Stated exercise: Write out all of the entries exactly, please.

Stored entries:
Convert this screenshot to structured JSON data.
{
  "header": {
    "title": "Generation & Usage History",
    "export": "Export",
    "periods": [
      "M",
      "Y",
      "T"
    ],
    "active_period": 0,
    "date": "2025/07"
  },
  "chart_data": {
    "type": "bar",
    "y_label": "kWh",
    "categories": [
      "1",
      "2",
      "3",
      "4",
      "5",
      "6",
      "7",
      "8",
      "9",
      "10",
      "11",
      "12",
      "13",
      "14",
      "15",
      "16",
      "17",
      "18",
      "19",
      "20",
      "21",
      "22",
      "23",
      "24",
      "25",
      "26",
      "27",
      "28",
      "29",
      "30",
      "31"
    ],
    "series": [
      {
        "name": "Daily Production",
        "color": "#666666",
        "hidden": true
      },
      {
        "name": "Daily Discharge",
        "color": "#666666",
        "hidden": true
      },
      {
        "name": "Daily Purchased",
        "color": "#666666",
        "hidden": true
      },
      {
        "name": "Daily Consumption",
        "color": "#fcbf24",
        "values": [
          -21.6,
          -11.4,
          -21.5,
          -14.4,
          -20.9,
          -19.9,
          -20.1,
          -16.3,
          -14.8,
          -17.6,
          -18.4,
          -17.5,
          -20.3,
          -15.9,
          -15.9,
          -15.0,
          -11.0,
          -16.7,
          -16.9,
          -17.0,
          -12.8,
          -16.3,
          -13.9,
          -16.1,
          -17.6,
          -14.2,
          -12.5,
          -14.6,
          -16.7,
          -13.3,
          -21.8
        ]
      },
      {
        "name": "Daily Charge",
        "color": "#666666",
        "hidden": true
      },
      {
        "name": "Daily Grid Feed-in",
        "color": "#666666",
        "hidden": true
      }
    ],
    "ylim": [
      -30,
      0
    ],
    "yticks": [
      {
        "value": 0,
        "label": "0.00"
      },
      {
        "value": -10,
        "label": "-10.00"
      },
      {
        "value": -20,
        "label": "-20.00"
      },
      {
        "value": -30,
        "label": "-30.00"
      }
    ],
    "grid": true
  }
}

The response:
Convert this screenshot to structured JSON data.
{
  "header": {
    "title": "Generation & Usage History",
    "export": "Export",
    "periods": [
      "M",
      "Y",
      "T"
    ],
    "active_period": 0,
    "date": "2025/07"
  },
  "chart_data": {
    "type": "bar",
    "y_label": "kWh",
    "categories": [
      "1",
      "2",
      "3",
      "4",
      "5",
      "6",
      "7",
      "8",
      "9",
      "10",
      "11",
      "12",
      "13",
      "14",
      "15",
      "16",
      "17",
      "18",
      "19",
      "20",
      "21",
      "22",
      "23",
      "24",
      "25",
      "26",
      "27",
      "28",
      "29",
      "30",
      "31"
    ],
    "series": [
      {
        "name": "Daily Production",
        "color": "#666666",
        "hidden": true
      },
      {
        "name": "Daily Discharge",
        "color": "#666666",
        "hidden": true
      },
      {
        "name": "Daily Purchased",
        "color": "#666666",
        "hidden": true
      },
      {
        "name": "Daily Consumption",
        "color": "#fcbf24",
        "values": [
          -21.6,
          -11.4,
          -21.5,
          -14.4,
          -20.9,
          -19.9,
          -20.1,
          -16.3,
          -14.8,
          -17.6,
          -18.4,
          -17.5,
          -20.3,
          -15.9,
          -15.9,
          -15.0,
          -11.0,
          -16.7,
          -16.9,
          -17.0,
          -12.8,
          -16.3,
          -13.9,
          -16.1,
          -17.6,
          -14.2,
          -12.5,
          -14.6,
          -16.7,
          -13.3,
          -21.8
        ]
      },
      {
        "name": "Daily Charge",
        "color": "#666666",
        "hidden": true
      },
      {
        "name": "Daily Grid Feed-in",
        "color": "#666666",
        "hidden": true
      }
    ],
    "ylim": [
      -30,
      0
    ],
    "yticks": [
      {
        "value": 0,
        "label": "0.00"
      },
      {
        "value": -10,
        "label": "-10.00"
      },
      {
        "value": -20,
        "label": "-20.00"
      },
      {
        "value": -30,
        "label": "-30.00"
      }
    ],
    "grid": true
  }
}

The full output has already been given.